== Given task ==
Copy all lines in which the word "data" can be found.
▬▬▬▬▬▬
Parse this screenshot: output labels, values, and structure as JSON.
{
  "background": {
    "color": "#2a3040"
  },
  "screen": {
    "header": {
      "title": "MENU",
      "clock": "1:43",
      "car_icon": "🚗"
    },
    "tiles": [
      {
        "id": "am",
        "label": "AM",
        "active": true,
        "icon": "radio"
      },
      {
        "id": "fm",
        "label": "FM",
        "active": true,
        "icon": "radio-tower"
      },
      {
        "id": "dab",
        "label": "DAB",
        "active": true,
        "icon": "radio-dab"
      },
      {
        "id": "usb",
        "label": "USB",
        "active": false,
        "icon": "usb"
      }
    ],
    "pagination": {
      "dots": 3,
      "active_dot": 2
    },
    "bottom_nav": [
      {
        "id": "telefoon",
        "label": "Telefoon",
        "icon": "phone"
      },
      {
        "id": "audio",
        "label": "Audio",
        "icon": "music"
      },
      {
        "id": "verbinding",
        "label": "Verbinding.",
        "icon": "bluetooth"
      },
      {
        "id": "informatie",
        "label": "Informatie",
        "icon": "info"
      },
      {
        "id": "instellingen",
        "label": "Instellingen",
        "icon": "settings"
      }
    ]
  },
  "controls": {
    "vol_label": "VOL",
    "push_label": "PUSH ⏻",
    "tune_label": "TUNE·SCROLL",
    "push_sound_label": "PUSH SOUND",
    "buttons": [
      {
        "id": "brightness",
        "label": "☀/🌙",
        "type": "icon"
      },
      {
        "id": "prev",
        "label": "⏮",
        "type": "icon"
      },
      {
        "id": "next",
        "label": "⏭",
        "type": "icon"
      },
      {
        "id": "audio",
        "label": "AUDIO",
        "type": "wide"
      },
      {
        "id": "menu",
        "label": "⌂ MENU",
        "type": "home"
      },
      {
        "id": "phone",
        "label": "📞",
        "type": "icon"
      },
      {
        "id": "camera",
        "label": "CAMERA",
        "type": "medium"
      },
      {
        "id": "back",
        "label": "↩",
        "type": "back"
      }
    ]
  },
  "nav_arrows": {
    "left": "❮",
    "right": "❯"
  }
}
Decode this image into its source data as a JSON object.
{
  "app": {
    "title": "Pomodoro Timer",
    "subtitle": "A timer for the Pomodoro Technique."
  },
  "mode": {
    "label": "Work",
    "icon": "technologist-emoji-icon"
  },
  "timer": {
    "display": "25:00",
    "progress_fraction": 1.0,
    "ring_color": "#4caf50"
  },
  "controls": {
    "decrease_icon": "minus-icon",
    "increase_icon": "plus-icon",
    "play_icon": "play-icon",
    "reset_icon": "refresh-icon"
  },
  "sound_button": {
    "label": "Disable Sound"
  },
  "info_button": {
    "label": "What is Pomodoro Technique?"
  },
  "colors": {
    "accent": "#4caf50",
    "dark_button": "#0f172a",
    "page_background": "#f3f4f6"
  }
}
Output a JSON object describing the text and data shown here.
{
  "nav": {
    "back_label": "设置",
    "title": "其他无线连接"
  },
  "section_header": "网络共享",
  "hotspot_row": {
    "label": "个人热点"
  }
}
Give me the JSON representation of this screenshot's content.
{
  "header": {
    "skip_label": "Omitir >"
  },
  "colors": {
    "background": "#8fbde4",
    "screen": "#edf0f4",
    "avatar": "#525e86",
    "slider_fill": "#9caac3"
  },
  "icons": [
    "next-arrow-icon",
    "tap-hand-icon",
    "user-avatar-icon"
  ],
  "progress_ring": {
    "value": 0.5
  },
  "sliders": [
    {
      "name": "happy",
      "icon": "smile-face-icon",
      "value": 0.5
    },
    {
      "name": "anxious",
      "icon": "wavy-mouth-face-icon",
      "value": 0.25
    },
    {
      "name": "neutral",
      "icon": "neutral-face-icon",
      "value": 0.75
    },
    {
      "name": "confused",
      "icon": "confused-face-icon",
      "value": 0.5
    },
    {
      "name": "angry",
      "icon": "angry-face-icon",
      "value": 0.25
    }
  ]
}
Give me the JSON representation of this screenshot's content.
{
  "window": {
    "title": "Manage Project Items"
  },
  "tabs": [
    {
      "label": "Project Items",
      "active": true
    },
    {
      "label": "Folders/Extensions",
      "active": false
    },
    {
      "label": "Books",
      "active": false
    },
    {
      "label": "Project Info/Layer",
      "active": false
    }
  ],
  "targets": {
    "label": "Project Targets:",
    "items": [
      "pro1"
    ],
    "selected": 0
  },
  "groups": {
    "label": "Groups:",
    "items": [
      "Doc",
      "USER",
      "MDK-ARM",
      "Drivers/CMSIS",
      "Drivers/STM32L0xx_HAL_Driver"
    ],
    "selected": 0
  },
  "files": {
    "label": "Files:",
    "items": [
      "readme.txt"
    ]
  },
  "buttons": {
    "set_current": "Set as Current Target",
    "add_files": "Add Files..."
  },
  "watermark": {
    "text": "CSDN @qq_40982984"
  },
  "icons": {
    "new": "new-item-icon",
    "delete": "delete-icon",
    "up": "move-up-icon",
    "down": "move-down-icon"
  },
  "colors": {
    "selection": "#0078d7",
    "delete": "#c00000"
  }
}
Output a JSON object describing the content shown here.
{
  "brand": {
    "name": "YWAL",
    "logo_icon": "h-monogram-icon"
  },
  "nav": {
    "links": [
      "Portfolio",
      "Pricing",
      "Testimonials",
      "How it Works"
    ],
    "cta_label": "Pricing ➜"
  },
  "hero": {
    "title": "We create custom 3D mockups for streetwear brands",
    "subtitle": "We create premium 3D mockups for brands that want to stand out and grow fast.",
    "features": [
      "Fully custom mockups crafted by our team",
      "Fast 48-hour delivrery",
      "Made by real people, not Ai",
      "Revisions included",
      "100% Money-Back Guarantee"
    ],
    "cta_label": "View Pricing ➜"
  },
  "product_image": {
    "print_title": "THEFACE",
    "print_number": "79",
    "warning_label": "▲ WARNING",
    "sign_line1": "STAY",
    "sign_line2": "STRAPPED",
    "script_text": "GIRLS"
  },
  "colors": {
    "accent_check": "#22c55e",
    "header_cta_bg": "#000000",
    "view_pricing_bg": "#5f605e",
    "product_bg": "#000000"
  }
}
▬▬▬▬▬▬
== Answer for this exercise ==
Decode this image into its source data as a JSON object.
Output a JSON object describing the text and data shown here.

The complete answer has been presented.